- [Description of the task]: Render the material below as a JSON list of strings with one string per line, omitting blank lines. Leave the pictures out.

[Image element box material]
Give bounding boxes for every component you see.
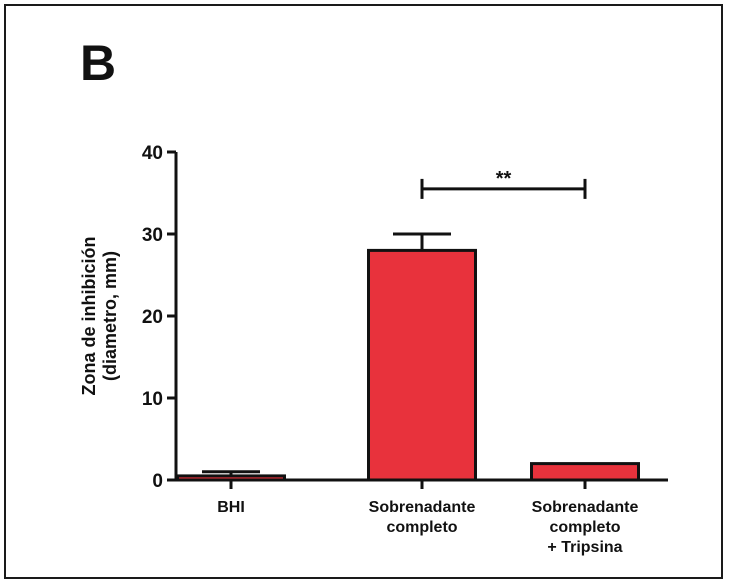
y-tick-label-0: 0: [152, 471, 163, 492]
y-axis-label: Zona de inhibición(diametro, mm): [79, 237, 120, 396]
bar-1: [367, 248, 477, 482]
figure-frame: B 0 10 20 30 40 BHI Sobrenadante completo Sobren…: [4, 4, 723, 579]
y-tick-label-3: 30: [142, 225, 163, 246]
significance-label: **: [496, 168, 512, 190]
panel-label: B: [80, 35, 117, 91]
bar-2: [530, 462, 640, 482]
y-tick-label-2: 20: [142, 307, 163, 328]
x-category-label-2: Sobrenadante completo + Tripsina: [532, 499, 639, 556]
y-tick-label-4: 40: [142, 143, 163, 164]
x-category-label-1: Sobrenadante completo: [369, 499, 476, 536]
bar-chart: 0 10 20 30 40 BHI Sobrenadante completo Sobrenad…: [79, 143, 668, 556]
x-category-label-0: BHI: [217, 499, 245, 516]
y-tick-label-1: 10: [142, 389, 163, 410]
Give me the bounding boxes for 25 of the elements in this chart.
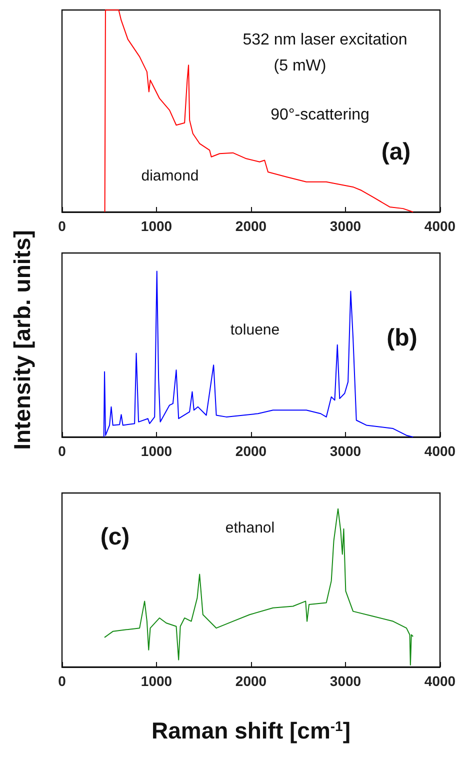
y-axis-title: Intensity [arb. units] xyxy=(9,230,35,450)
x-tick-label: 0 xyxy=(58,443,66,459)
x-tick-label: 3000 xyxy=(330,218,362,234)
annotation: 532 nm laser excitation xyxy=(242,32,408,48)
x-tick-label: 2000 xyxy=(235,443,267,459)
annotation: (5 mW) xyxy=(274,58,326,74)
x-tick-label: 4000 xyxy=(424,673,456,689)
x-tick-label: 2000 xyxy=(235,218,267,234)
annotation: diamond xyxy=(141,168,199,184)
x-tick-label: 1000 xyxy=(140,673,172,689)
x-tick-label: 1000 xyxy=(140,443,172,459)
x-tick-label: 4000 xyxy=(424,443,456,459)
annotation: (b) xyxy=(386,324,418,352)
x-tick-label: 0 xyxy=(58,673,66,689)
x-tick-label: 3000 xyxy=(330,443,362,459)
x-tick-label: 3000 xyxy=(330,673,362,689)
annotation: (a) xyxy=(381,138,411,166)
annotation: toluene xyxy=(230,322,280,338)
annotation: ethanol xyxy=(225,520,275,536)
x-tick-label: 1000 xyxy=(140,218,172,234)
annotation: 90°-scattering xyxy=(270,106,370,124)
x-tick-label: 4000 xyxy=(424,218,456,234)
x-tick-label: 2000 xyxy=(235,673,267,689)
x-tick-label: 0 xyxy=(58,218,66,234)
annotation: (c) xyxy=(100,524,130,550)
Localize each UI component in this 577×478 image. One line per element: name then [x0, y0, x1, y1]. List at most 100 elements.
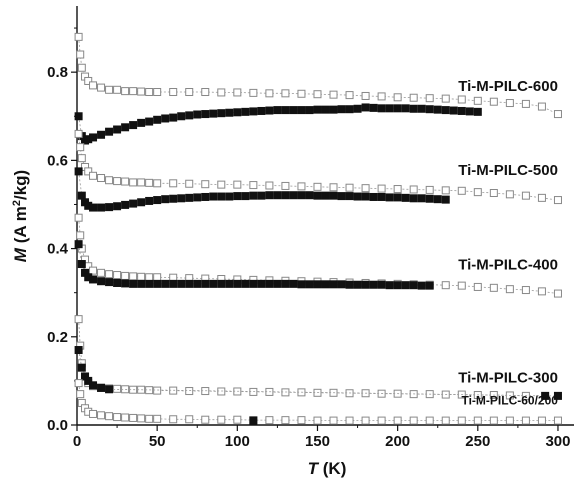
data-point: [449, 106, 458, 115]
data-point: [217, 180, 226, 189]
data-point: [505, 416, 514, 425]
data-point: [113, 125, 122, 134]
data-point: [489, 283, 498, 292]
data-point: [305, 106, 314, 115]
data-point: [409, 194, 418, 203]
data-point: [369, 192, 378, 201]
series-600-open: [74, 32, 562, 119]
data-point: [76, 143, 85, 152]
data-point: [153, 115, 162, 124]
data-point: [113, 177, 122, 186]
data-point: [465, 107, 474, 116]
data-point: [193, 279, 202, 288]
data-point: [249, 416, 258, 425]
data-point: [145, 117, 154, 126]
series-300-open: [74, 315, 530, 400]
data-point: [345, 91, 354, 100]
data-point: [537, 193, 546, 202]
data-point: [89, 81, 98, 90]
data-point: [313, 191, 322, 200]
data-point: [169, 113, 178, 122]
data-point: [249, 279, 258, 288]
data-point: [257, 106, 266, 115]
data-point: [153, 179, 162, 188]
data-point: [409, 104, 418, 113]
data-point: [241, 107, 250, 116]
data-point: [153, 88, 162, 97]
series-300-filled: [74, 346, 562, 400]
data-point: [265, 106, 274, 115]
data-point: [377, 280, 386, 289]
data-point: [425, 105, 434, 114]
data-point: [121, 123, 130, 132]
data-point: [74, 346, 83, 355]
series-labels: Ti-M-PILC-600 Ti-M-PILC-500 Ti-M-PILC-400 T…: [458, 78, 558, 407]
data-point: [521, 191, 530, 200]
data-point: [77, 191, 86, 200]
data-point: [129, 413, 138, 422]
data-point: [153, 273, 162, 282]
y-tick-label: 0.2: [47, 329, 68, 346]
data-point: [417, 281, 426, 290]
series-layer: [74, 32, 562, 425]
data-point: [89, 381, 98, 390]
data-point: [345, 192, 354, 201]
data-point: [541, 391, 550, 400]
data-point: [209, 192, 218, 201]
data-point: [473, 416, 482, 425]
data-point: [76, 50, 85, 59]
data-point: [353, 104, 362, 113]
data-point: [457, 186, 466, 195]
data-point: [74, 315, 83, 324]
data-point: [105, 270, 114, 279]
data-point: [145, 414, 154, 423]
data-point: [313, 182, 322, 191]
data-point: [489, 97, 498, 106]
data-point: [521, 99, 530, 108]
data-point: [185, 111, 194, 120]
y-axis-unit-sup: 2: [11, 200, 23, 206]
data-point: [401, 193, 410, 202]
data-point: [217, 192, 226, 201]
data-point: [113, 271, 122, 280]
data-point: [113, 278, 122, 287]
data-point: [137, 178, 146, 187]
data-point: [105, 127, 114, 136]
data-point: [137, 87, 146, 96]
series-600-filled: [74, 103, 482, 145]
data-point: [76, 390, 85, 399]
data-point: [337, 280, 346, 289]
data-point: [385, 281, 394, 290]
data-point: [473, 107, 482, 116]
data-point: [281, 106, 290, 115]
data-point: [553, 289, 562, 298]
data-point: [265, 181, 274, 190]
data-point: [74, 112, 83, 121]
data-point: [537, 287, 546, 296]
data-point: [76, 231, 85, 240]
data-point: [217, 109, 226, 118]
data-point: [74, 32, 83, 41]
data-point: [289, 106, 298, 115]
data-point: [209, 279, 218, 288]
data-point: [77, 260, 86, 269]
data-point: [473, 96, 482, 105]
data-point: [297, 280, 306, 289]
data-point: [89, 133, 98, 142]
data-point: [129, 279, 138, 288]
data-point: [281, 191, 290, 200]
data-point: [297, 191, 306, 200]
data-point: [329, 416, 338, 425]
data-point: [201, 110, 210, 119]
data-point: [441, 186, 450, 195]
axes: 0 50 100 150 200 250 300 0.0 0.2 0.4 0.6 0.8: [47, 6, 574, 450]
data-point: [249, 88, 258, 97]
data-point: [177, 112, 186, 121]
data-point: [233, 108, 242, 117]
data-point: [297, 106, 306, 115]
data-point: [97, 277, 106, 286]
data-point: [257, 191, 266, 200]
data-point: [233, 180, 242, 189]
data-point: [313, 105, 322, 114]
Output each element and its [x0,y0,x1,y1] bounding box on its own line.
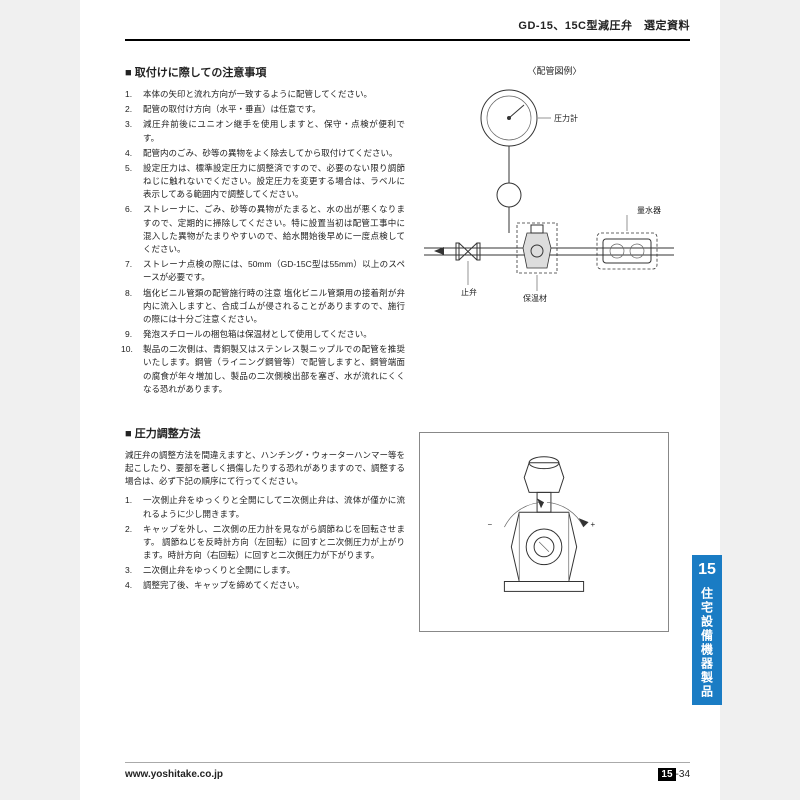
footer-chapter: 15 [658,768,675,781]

- [Output below]:
[
  "Give bounding boxes for every component you see.",
  "y-tick-label-0: 0: [152, 471, 163, 492]",
  "y-axis-label: Zona de inhibición(diametro, mm): [79, 237, 120, 396]",
  "bar-1: [367, 248, 477, 482]",
  "figure-frame: B 0 10 20 30 40 BHI Sobrenadante completo Sobren…: [4, 4, 723, 579]",
  "y-tick-label-3: 30: [142, 225, 163, 246]",
  "significance-label: **: [496, 168, 512, 190]",
  "panel-label: B: [80, 35, 117, 91]",
  "bar-2: [530, 462, 640, 482]",
  "y-tick-label-2: 20: [142, 307, 163, 328]",
  "x-category-label-2: Sobrenadante completo + Tripsina: [532, 499, 639, 556]",
  "y-tick-label-4: 40: [142, 143, 163, 164]",
  "x-category-label-1: Sobrenadante completo: [369, 499, 476, 536]",
  "bar-chart: 0 10 20 30 40 BHI Sobrenadante completo Sobrenad…: [79, 143, 668, 556]",
  "x-category-label-0: BHI: [217, 499, 245, 516]",
  "y-tick-label-1: 10: [142, 389, 163, 410]",
  "Give me the bounding boxes for 25 of the elements in this chart.",
  "y-axis-title: Intensity [arb. units] xyxy=(9,230,35,450)",
  "x-tick-label: 0 xyxy=(58,443,66,459)",
  "x-tick-label: 3000 xyxy=(330,218,362,234)",
  "annotation: 532 nm laser excitation xyxy=(242,32,408,48)",
  "x-tick-label: 2000 xyxy=(235,443,267,459)",
  "annotation: (5 mW) xyxy=(274,58,326,74)",
  "x-tick-label: 4000 xyxy=(424,673,456,689)",
  "x-tick-label: 2000 xyxy=(235,218,267,234)",
  "annotation: diamond xyxy=(141,168,199,184)",
  "x-tick-label: 1000 xyxy=(140,673,172,689)",
  "x-tick-label: 1000 xyxy=(140,443,172,459)",
  "x-tick-label: 4000 xyxy=(424,443,456,459)",
  "annotation: (b) xyxy=(386,324,418,352)",
  "x-tick-label: 0 xyxy=(58,673,66,689)",
  "x-tick-label: 3000 xyxy=(330,443,362,459)",
  "x-tick-label: 3000 xyxy=(330,673,362,689)",
  "annotation: (a) xyxy=(381,138,411,166)",
  "annotation: toluene xyxy=(230,322,280,338)",
  "annotation: ethanol xyxy=(225,520,275,536)",
  "x-tick-label: 1000 xyxy=(140,218,172,234)",
  "annotation: 90°-scattering xyxy=(270,106,370,124)",
  "x-tick-label: 4000 xyxy=(424,218,456,234)",
  "x-tick-label: 2000 xyxy=(235,673,267,689)",
  "x-tick-label: 0 xyxy=(58,218,66,234)",
  "annotation: (c) xyxy=(100,524,130,550)",
  "Localize each UI component in this 577×478 image. One line per element: name then [x0, y0, x1, y1]. List at most 100 elements.",
  "data-point: [449, 106, 458, 115]",
  "data-point: [217, 180, 226, 189]",
  "data-point: [505, 416, 514, 425]",
  "data-point: [113, 125, 122, 134]",
  "data-point: [489, 283, 498, 292]",
  "data-point: [305, 106, 314, 115]",
  "data-point: [409, 194, 418, 203]",
  "data-point: [369, 192, 378, 201]",
  "series-600-open: [74, 32, 562, 119]",
  "data-point: [76, 143, 85, 152]",
  "data-point: [153, 115, 162, 124]",
  "data-point: [113, 177, 122, 186]",
  "data-point: [465, 107, 474, 116]",
  "data-point: [193, 279, 202, 288]",
  "data-point: [249, 416, 258, 425]",
  "data-point: [145, 117, 154, 126]",
  "series-300-open: [74, 315, 530, 400]",
  "data-point: [345, 91, 354, 100]",
  "data-point: [537, 193, 546, 202]",
  "data-point: [89, 81, 98, 90]",
  "data-point: [313, 191, 322, 200]",
  "data-point: [169, 113, 178, 122]",
  "data-point: [249, 279, 258, 288]",
  "data-point: [257, 106, 266, 115]",
  "data-point: [153, 179, 162, 188]",
  "data-point: [409, 104, 418, 113]",
  "data-point: [241, 107, 250, 116]",
  "data-point: [153, 88, 162, 97]",
  "series-300-filled: [74, 346, 562, 400]",
  "data-point: [265, 106, 274, 115]",
  "data-point: [377, 280, 386, 289]",
  "data-point: [425, 105, 434, 114]",
  "data-point: [121, 123, 130, 132]",
  "data-point: [74, 346, 83, 355]",
  "series-labels: Ti-M-PILC-600 Ti-M-PILC-500 Ti-M-PILC-400 T…: [458, 78, 558, 407]",
  "data-point: [521, 191, 530, 200]",
  "data-point: [77, 191, 86, 200]",
  "data-point: [129, 413, 138, 422]",
  "data-point: [153, 273, 162, 282]",
  "y-tick-label: 0.2: [47, 329, 68, 346]",
  "data-point: [417, 281, 426, 290]",
  "series-layer: [74, 32, 562, 425]",
  "data-point: [89, 381, 98, 390]",
  "data-point: [345, 192, 354, 201]",
  "data-point: [541, 391, 550, 400]",
  "data-point: [209, 192, 218, 201]",
  "data-point: [473, 416, 482, 425]",
  "data-point: [76, 50, 85, 59]",
  "data-point: [353, 104, 362, 113]",
  "data-point: [457, 186, 466, 195]",
  "data-point: [74, 315, 83, 324]",
  "data-point: [105, 270, 114, 279]",
  "data-point: [145, 414, 154, 423]",
  "data-point: [313, 182, 322, 191]",
  "data-point: [489, 97, 498, 106]",
  "data-point: [521, 99, 530, 108]",
  "data-point: [185, 111, 194, 120]",
  "y-axis-unit-sup: 2: [11, 200, 23, 206]",
  "data-point: [401, 193, 410, 202]",
  "data-point: [217, 192, 226, 201]",
  "data-point: [113, 271, 122, 280]",
  "data-point: [113, 278, 122, 287]",
  "data-point: [137, 178, 146, 187]",
  "data-point: [105, 127, 114, 136]",
  "data-point: [137, 87, 146, 96]",
  "series-600-filled: [74, 103, 482, 145]",
  "data-point: [76, 390, 85, 399]",
  "data-point: [337, 280, 346, 289]",
  "data-point: [385, 281, 394, 290]",
  "data-point: [473, 107, 482, 116]",
  "data-point: [281, 106, 290, 115]",
  "data-point: [553, 289, 562, 298]",
  "data-point: [265, 181, 274, 190]",
  "data-point: [74, 112, 83, 121]",
  "data-point: [537, 287, 546, 296]",
  "data-point: [76, 231, 85, 240]",
  "data-point: [217, 109, 226, 118]",
  "data-point: [74, 32, 83, 41]",
  "data-point: [289, 106, 298, 115]",
  "data-point: [209, 279, 218, 288]",
  "data-point: [77, 260, 86, 269]",
  "data-point: [473, 96, 482, 105]",
  "data-point: [297, 280, 306, 289]",
  "data-point: [89, 133, 98, 142]",
  "data-point: [129, 279, 138, 288]",
  "data-point: [281, 191, 290, 200]",
  "data-point: [297, 191, 306, 200]",
  "data-point: [329, 416, 338, 425]",
  "data-point: [201, 110, 210, 119]",
  "data-point: [441, 186, 450, 195]",
  "axes: 0 50 100 150 200 250 300 0.0 0.2 0.4 0.6 0.8: [47, 6, 574, 450]",
  "data-point: [249, 88, 258, 97]",
  "data-point: [177, 112, 186, 121]",
  "data-point: [233, 108, 242, 117]",
  "data-point: [297, 106, 306, 115]",
  "data-point: [97, 277, 106, 286]",
  "data-point: [257, 191, 266, 200]",
  "data-point: [233, 180, 242, 189]",
  "data-point: [313, 105, 322, 114]",
  "Output each element and its [x0,y0,x1,y1] bounding box on its own line.",
  "footer-chapter: 15 [658,768,675,781]"
]